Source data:

::::

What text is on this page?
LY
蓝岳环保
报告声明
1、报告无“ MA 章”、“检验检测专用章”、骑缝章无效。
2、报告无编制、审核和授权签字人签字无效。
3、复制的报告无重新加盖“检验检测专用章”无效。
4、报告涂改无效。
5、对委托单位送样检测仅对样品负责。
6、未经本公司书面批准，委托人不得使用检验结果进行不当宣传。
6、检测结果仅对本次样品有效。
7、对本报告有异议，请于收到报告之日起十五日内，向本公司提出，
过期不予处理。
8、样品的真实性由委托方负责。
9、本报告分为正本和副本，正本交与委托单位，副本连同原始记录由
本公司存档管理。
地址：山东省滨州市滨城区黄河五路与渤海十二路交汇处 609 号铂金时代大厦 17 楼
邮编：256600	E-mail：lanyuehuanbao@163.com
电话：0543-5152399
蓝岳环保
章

::::

Objective:
Each record must be returned exactly as it is written.

Answer in full:
What text is on this page?
LY
蓝岳环保
报告声明
1、报告无“ MA 章”、“检验检测专用章”、骑缝章无效。
2、报告无编制、审核和授权签字人签字无效。
3、复制的报告无重新加盖“检验检测专用章”无效。
4、报告涂改无效。
5、对委托单位送样检测仅对样品负责。
6、未经本公司书面批准，委托人不得使用检验结果进行不当宣传。
6、检测结果仅对本次样品有效。
7、对本报告有异议，请于收到报告之日起十五日内，向本公司提出，
过期不予处理。
8、样品的真实性由委托方负责。
9、本报告分为正本和副本，正本交与委托单位，副本连同原始记录由
本公司存档管理。
地址：山东省滨州市滨城区黄河五路与渤海十二路交汇处 609 号铂金时代大厦 17 楼
邮编：256600	E-mail：lanyuehuanbao@163.com
电话：0543-5152399
蓝岳环保
章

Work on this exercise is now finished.